Entries from a visual dataset
┄┄┄┄┄┄┄┄┄┄┄┄┄┄┄┄┄┄┄┄
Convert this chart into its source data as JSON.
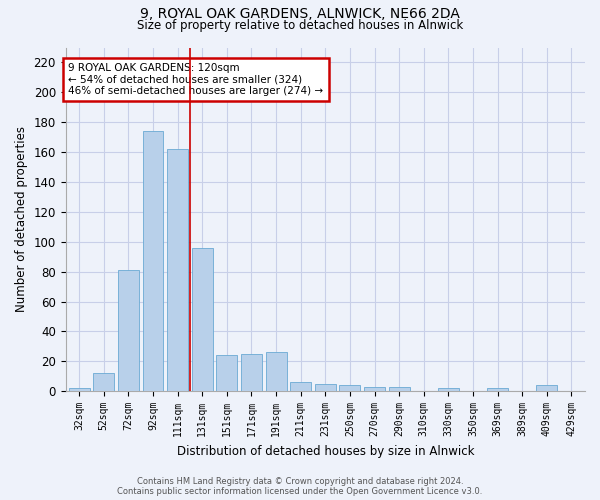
{
  "title_line1": "9, ROYAL OAK GARDENS, ALNWICK, NE66 2DA",
  "title_line2": "Size of property relative to detached houses in Alnwick",
  "xlabel": "Distribution of detached houses by size in Alnwick",
  "ylabel": "Number of detached properties",
  "bar_color": "#b8d0ea",
  "bar_edge_color": "#6aaad4",
  "bins": [
    "32sqm",
    "52sqm",
    "72sqm",
    "92sqm",
    "111sqm",
    "131sqm",
    "151sqm",
    "171sqm",
    "191sqm",
    "211sqm",
    "231sqm",
    "250sqm",
    "270sqm",
    "290sqm",
    "310sqm",
    "330sqm",
    "350sqm",
    "369sqm",
    "389sqm",
    "409sqm",
    "429sqm"
  ],
  "values": [
    2,
    12,
    81,
    174,
    162,
    96,
    24,
    25,
    26,
    6,
    5,
    4,
    3,
    3,
    0,
    2,
    0,
    2,
    0,
    4,
    0
  ],
  "ylim": [
    0,
    230
  ],
  "yticks": [
    0,
    20,
    40,
    60,
    80,
    100,
    120,
    140,
    160,
    180,
    200,
    220
  ],
  "property_label": "9 ROYAL OAK GARDENS: 120sqm",
  "annotation_line1": "← 54% of detached houses are smaller (324)",
  "annotation_line2": "46% of semi-detached houses are larger (274) →",
  "footer_line1": "Contains HM Land Registry data © Crown copyright and database right 2024.",
  "footer_line2": "Contains public sector information licensed under the Open Government Licence v3.0.",
  "bg_color": "#eef2fa",
  "grid_color": "#c8cfe8",
  "red_line_color": "#cc0000",
  "annotation_box_color": "white",
  "annotation_box_edge_color": "#cc0000"
}
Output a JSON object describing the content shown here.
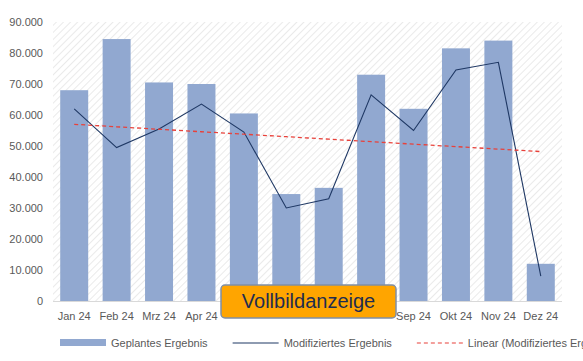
{
  "chart_data": {
    "type": "bar",
    "categories": [
      "Jan 24",
      "Feb 24",
      "Mrz 24",
      "Apr 24",
      null,
      null,
      null,
      null,
      "Sep 24",
      "Okt 24",
      "Nov 24",
      "Dez 24"
    ],
    "series": [
      {
        "name": "Geplantes Ergebnis",
        "type": "bar",
        "color": "#91a8d0",
        "values": [
          68000,
          84500,
          70500,
          70000,
          60500,
          34500,
          36500,
          73000,
          62000,
          81500,
          84000,
          12000
        ]
      },
      {
        "name": "Modifiziertes Ergebnis",
        "type": "line",
        "color": "#1f3864",
        "line_style": "solid",
        "values": [
          62000,
          49500,
          55500,
          63500,
          54500,
          30000,
          33000,
          66500,
          55000,
          74500,
          77000,
          8000
        ]
      },
      {
        "name": "Linear (Modifiziertes Ergebnis)",
        "type": "line",
        "color": "#e8413a",
        "line_style": "dashed",
        "values": [
          57000,
          56200,
          55400,
          54600,
          53800,
          53000,
          52200,
          51400,
          50600,
          49800,
          49000,
          48200
        ]
      }
    ],
    "ylim": [
      0,
      90000
    ],
    "yticks": [
      0,
      {
        "value": 10000,
        "label": "10.000"
      },
      {
        "value": 20000,
        "label": "20.000"
      },
      {
        "value": 30000,
        "label": "30.000"
      },
      {
        "value": 40000,
        "label": "40.000"
      },
      {
        "value": 50000,
        "label": "50.000"
      },
      {
        "value": 60000,
        "label": "60.000"
      },
      {
        "value": 70000,
        "label": "70.000"
      },
      {
        "value": 80000,
        "label": "80.000"
      },
      {
        "value": 90000,
        "label": "90.000"
      }
    ],
    "grid": false,
    "legend": "bottom",
    "annotations": [
      "Vollbildanzeige"
    ]
  }
}
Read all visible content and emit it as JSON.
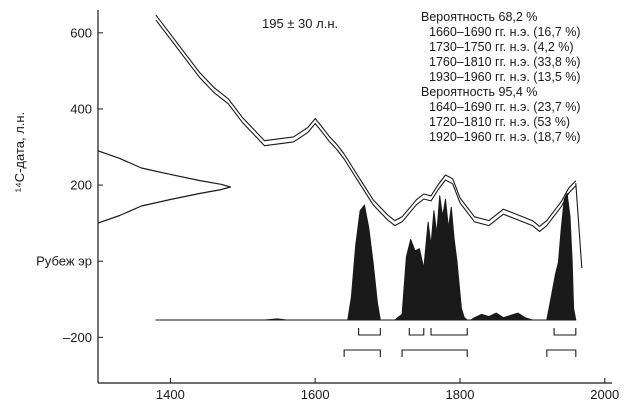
{
  "chart_data": {
    "type": "line",
    "title": "",
    "xlabel": "",
    "ylabel": "¹⁴C-дата, л.н.",
    "xlim": [
      1300,
      2010
    ],
    "ylim": [
      -320,
      660
    ],
    "x_ticks": [
      1400,
      1600,
      1800,
      2000
    ],
    "y_ticks": [
      {
        "value": 600,
        "label": "600"
      },
      {
        "value": 400,
        "label": "400"
      },
      {
        "value": 200,
        "label": "200"
      },
      {
        "value": 0,
        "label": "Рубеж эр"
      },
      {
        "value": -200,
        "label": "–200"
      }
    ],
    "radiocarbon_date": "195 ± 30 л.н.",
    "measured_distribution": {
      "center": 195,
      "sigma": 30,
      "x": [
        1300,
        1330,
        1360,
        1400,
        1440,
        1470,
        1483,
        1470,
        1440,
        1400,
        1360,
        1330,
        1300
      ],
      "y": [
        290,
        270,
        245,
        228,
        212,
        202,
        195,
        188,
        178,
        162,
        145,
        120,
        100
      ]
    },
    "calibration_curve": {
      "name": "",
      "x": [
        1380,
        1400,
        1420,
        1440,
        1460,
        1480,
        1500,
        1520,
        1530,
        1550,
        1570,
        1590,
        1600,
        1610,
        1620,
        1630,
        1640,
        1650,
        1660,
        1680,
        1700,
        1710,
        1720,
        1740,
        1750,
        1760,
        1770,
        1780,
        1790,
        1800,
        1810,
        1820,
        1840,
        1860,
        1880,
        1900,
        1910,
        1920,
        1940,
        1950,
        1960
      ],
      "y": [
        640,
        590,
        540,
        490,
        450,
        420,
        370,
        330,
        310,
        315,
        320,
        345,
        368,
        345,
        320,
        300,
        275,
        245,
        215,
        155,
        115,
        100,
        110,
        155,
        170,
        165,
        195,
        220,
        210,
        160,
        135,
        110,
        100,
        130,
        115,
        100,
        85,
        100,
        150,
        185,
        205
      ]
    },
    "probability_distribution": {
      "x": [
        1380,
        1530,
        1548,
        1560,
        1645,
        1650,
        1656,
        1662,
        1668,
        1674,
        1680,
        1686,
        1690,
        1710,
        1720,
        1726,
        1732,
        1738,
        1744,
        1750,
        1756,
        1760,
        1764,
        1768,
        1772,
        1776,
        1780,
        1784,
        1788,
        1792,
        1796,
        1802,
        1806,
        1810,
        1815,
        1820,
        1830,
        1840,
        1850,
        1860,
        1870,
        1880,
        1890,
        1900,
        1920,
        1926,
        1932,
        1936,
        1940,
        1944,
        1948,
        1952,
        1955,
        1957,
        1960
      ],
      "y": [
        0,
        0,
        0.01,
        0,
        0,
        0.2,
        0.65,
        0.95,
        1.0,
        0.8,
        0.5,
        0.15,
        0,
        0,
        0.05,
        0.55,
        0.7,
        0.6,
        0.62,
        0.45,
        0.85,
        0.65,
        0.95,
        0.75,
        1.08,
        0.9,
        1.05,
        0.8,
        0.98,
        0.7,
        0.5,
        0.1,
        0.02,
        0,
        0,
        0.02,
        0.05,
        0.03,
        0.06,
        0.02,
        0.04,
        0.06,
        0.02,
        0,
        0,
        0.2,
        0.4,
        0.5,
        0.8,
        1.05,
        1.1,
        0.9,
        0.5,
        0.1,
        0
      ]
    },
    "probability_ranges": {
      "sigma1": {
        "heading": "Вероятность 68,2 %",
        "items": [
          {
            "label": "1660–1690 гг. н.э. (16,7 %)",
            "start": 1660,
            "end": 1690
          },
          {
            "label": "1730–1750 гг. н.э. (4,2 %)",
            "start": 1730,
            "end": 1750
          },
          {
            "label": "1760–1810 гг. н.э. (33,8 %)",
            "start": 1760,
            "end": 1810
          },
          {
            "label": "1930–1960 гг. н.э. (13,5 %)",
            "start": 1930,
            "end": 1960
          }
        ]
      },
      "sigma2": {
        "heading": "Вероятность 95,4 %",
        "items": [
          {
            "label": "1640–1690 гг. н.э. (23,7 %)",
            "start": 1640,
            "end": 1690
          },
          {
            "label": "1720–1810 гг. н.э. (53 %)",
            "start": 1720,
            "end": 1810
          },
          {
            "label": "1920–1960 гг. н.э. (18,7 %)",
            "start": 1920,
            "end": 1960
          }
        ]
      }
    },
    "grid": false,
    "colors": {
      "ink": "#1a1a1a",
      "background": "#ffffff"
    }
  }
}
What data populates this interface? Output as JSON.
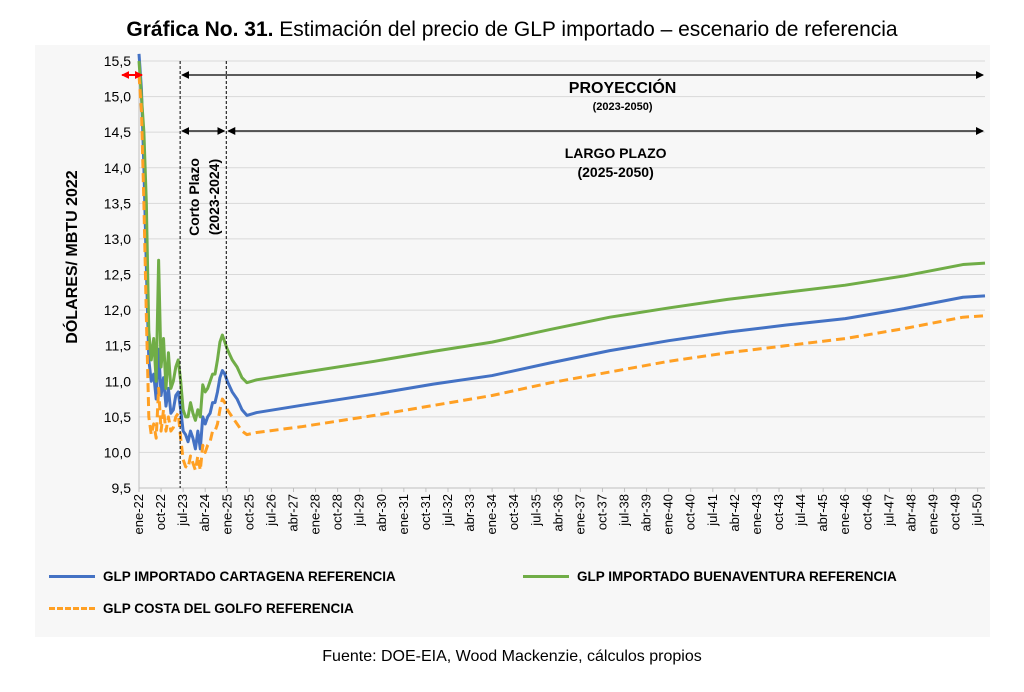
{
  "title": {
    "bold": "Gráfica No. 31.",
    "rest": " Estimación del precio de GLP importado – escenario de referencia"
  },
  "source": "Fuente: DOE-EIA, Wood Mackenzie, cálculos propios",
  "annotations": {
    "proyeccion": "PROYECCIÓN",
    "proyeccion_range": "(2023-2050)",
    "largo_plazo": "LARGO PLAZO",
    "largo_plazo_range": "(2025-2050)",
    "corto_plazo": "Corto Plazo",
    "corto_plazo_range": "(2023-2024)"
  },
  "colors": {
    "cartagena": "#4472c4",
    "buenaventura": "#70ad47",
    "costa_golfo": "#ffa024",
    "historical_arrow": "#ff0000"
  },
  "chart_data": {
    "type": "line",
    "ylabel": "DÓLARES/ MBTU 2022",
    "ylim": [
      9.5,
      15.5
    ],
    "yticks": [
      "9,5",
      "10,0",
      "10,5",
      "11,0",
      "11,5",
      "12,0",
      "12,5",
      "13,0",
      "13,5",
      "14,0",
      "14,5",
      "15,0",
      "15,5"
    ],
    "xlim": [
      "ene-22",
      "oct-50"
    ],
    "xticks": [
      "ene-22",
      "oct-22",
      "jul-23",
      "abr-24",
      "ene-25",
      "oct-25",
      "jul-26",
      "abr-27",
      "ene-28",
      "oct-28",
      "jul-29",
      "abr-30",
      "ene-31",
      "oct-31",
      "jul-32",
      "abr-33",
      "ene-34",
      "oct-34",
      "jul-35",
      "abr-36",
      "ene-37",
      "oct-37",
      "jul-38",
      "abr-39",
      "ene-40",
      "oct-40",
      "jul-41",
      "abr-42",
      "ene-43",
      "oct-43",
      "jul-44",
      "abr-45",
      "ene-46",
      "oct-46",
      "jul-47",
      "abr-48",
      "ene-49",
      "oct-49",
      "jul-50"
    ],
    "grid": true,
    "legend_position": "bottom",
    "series": [
      {
        "name": "GLP IMPORTADO CARTAGENA REFERENCIA",
        "color": "#4472c4",
        "dash": "solid",
        "points": [
          [
            "ene-22",
            15.6
          ],
          [
            "feb-22",
            15.1
          ],
          [
            "mar-22",
            14.0
          ],
          [
            "abr-22",
            12.6
          ],
          [
            "may-22",
            11.3
          ],
          [
            "jun-22",
            11.0
          ],
          [
            "jul-22",
            11.1
          ],
          [
            "ago-22",
            10.75
          ],
          [
            "sep-22",
            11.45
          ],
          [
            "oct-22",
            10.8
          ],
          [
            "nov-22",
            11.05
          ],
          [
            "dic-22",
            10.65
          ],
          [
            "ene-23",
            10.9
          ],
          [
            "feb-23",
            10.55
          ],
          [
            "mar-23",
            10.6
          ],
          [
            "abr-23",
            10.8
          ],
          [
            "may-23",
            10.85
          ],
          [
            "jun-23",
            10.6
          ],
          [
            "jul-23",
            10.3
          ],
          [
            "ago-23",
            10.25
          ],
          [
            "sep-23",
            10.15
          ],
          [
            "oct-23",
            10.3
          ],
          [
            "nov-23",
            10.2
          ],
          [
            "dic-23",
            10.05
          ],
          [
            "ene-24",
            10.3
          ],
          [
            "feb-24",
            10.05
          ],
          [
            "mar-24",
            10.5
          ],
          [
            "abr-24",
            10.4
          ],
          [
            "may-24",
            10.5
          ],
          [
            "jun-24",
            10.55
          ],
          [
            "jul-24",
            10.7
          ],
          [
            "ago-24",
            10.7
          ],
          [
            "sep-24",
            10.85
          ],
          [
            "oct-24",
            11.05
          ],
          [
            "nov-24",
            11.15
          ],
          [
            "dic-24",
            11.1
          ],
          [
            "ene-25",
            11.0
          ],
          [
            "mar-25",
            10.85
          ],
          [
            "may-25",
            10.75
          ],
          [
            "jul-25",
            10.6
          ],
          [
            "sep-25",
            10.52
          ],
          [
            "ene-26",
            10.56
          ],
          [
            "jul-27",
            10.66
          ],
          [
            "ene-30",
            10.82
          ],
          [
            "ene-32",
            10.96
          ],
          [
            "ene-34",
            11.08
          ],
          [
            "ene-36",
            11.26
          ],
          [
            "ene-38",
            11.43
          ],
          [
            "ene-40",
            11.57
          ],
          [
            "ene-42",
            11.69
          ],
          [
            "ene-44",
            11.79
          ],
          [
            "ene-46",
            11.88
          ],
          [
            "ene-48",
            12.02
          ],
          [
            "ene-50",
            12.18
          ],
          [
            "oct-50",
            12.2
          ]
        ]
      },
      {
        "name": "GLP IMPORTADO BUENAVENTURA REFERENCIA",
        "color": "#70ad47",
        "dash": "solid",
        "points": [
          [
            "ene-22",
            15.5
          ],
          [
            "feb-22",
            15.0
          ],
          [
            "mar-22",
            14.5
          ],
          [
            "abr-22",
            13.5
          ],
          [
            "may-22",
            11.7
          ],
          [
            "jun-22",
            11.3
          ],
          [
            "jul-22",
            11.6
          ],
          [
            "ago-22",
            11.0
          ],
          [
            "sep-22",
            12.7
          ],
          [
            "oct-22",
            11.2
          ],
          [
            "nov-22",
            11.6
          ],
          [
            "dic-22",
            10.9
          ],
          [
            "ene-23",
            11.4
          ],
          [
            "feb-23",
            10.9
          ],
          [
            "mar-23",
            11.0
          ],
          [
            "abr-23",
            11.2
          ],
          [
            "may-23",
            11.3
          ],
          [
            "jun-23",
            11.0
          ],
          [
            "jul-23",
            10.6
          ],
          [
            "ago-23",
            10.5
          ],
          [
            "sep-23",
            10.5
          ],
          [
            "oct-23",
            10.7
          ],
          [
            "nov-23",
            10.55
          ],
          [
            "dic-23",
            10.45
          ],
          [
            "ene-24",
            10.6
          ],
          [
            "feb-24",
            10.5
          ],
          [
            "mar-24",
            10.95
          ],
          [
            "abr-24",
            10.85
          ],
          [
            "may-24",
            10.9
          ],
          [
            "jun-24",
            11.0
          ],
          [
            "jul-24",
            11.1
          ],
          [
            "ago-24",
            11.1
          ],
          [
            "sep-24",
            11.3
          ],
          [
            "oct-24",
            11.55
          ],
          [
            "nov-24",
            11.65
          ],
          [
            "dic-24",
            11.55
          ],
          [
            "ene-25",
            11.45
          ],
          [
            "mar-25",
            11.3
          ],
          [
            "may-25",
            11.2
          ],
          [
            "jul-25",
            11.05
          ],
          [
            "sep-25",
            10.98
          ],
          [
            "ene-26",
            11.02
          ],
          [
            "jul-27",
            11.12
          ],
          [
            "ene-30",
            11.28
          ],
          [
            "ene-32",
            11.42
          ],
          [
            "ene-34",
            11.55
          ],
          [
            "ene-36",
            11.73
          ],
          [
            "ene-38",
            11.9
          ],
          [
            "ene-40",
            12.03
          ],
          [
            "ene-42",
            12.15
          ],
          [
            "ene-44",
            12.25
          ],
          [
            "ene-46",
            12.35
          ],
          [
            "ene-48",
            12.48
          ],
          [
            "ene-50",
            12.64
          ],
          [
            "oct-50",
            12.66
          ]
        ]
      },
      {
        "name": "GLP COSTA DEL GOLFO REFERENCIA",
        "color": "#ffa024",
        "dash": "dashed",
        "points": [
          [
            "ene-22",
            15.3
          ],
          [
            "feb-22",
            14.8
          ],
          [
            "mar-22",
            13.5
          ],
          [
            "abr-22",
            11.9
          ],
          [
            "may-22",
            10.5
          ],
          [
            "jun-22",
            10.25
          ],
          [
            "jul-22",
            10.4
          ],
          [
            "ago-22",
            10.2
          ],
          [
            "sep-22",
            10.9
          ],
          [
            "oct-22",
            10.3
          ],
          [
            "nov-22",
            10.6
          ],
          [
            "dic-22",
            10.3
          ],
          [
            "ene-23",
            10.5
          ],
          [
            "feb-23",
            10.3
          ],
          [
            "mar-23",
            10.35
          ],
          [
            "abr-23",
            10.5
          ],
          [
            "may-23",
            10.55
          ],
          [
            "jun-23",
            10.2
          ],
          [
            "jul-23",
            9.9
          ],
          [
            "ago-23",
            9.8
          ],
          [
            "sep-23",
            9.78
          ],
          [
            "oct-23",
            9.95
          ],
          [
            "nov-23",
            9.85
          ],
          [
            "dic-23",
            9.75
          ],
          [
            "ene-24",
            9.95
          ],
          [
            "feb-24",
            9.75
          ],
          [
            "mar-24",
            10.1
          ],
          [
            "abr-24",
            10.0
          ],
          [
            "may-24",
            10.1
          ],
          [
            "jun-24",
            10.15
          ],
          [
            "jul-24",
            10.3
          ],
          [
            "ago-24",
            10.3
          ],
          [
            "sep-24",
            10.4
          ],
          [
            "oct-24",
            10.6
          ],
          [
            "nov-24",
            10.75
          ],
          [
            "dic-24",
            10.7
          ],
          [
            "ene-25",
            10.6
          ],
          [
            "mar-25",
            10.5
          ],
          [
            "may-25",
            10.4
          ],
          [
            "jul-25",
            10.3
          ],
          [
            "sep-25",
            10.25
          ],
          [
            "ene-26",
            10.28
          ],
          [
            "jul-27",
            10.36
          ],
          [
            "ene-30",
            10.52
          ],
          [
            "ene-32",
            10.66
          ],
          [
            "ene-34",
            10.8
          ],
          [
            "ene-36",
            10.98
          ],
          [
            "ene-38",
            11.13
          ],
          [
            "ene-40",
            11.28
          ],
          [
            "ene-42",
            11.4
          ],
          [
            "ene-44",
            11.5
          ],
          [
            "ene-46",
            11.6
          ],
          [
            "ene-48",
            11.74
          ],
          [
            "ene-50",
            11.9
          ],
          [
            "oct-50",
            11.92
          ]
        ]
      }
    ]
  }
}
┄┄┄┄┄┄┄┄┄┄┄┄┄┄┄┄┄┄┄┄
EXERCISE REQUIREMENTS
What is the number of lines in the data that hold the string "bottom"? Answer with the number only.

FULL ANSWER
2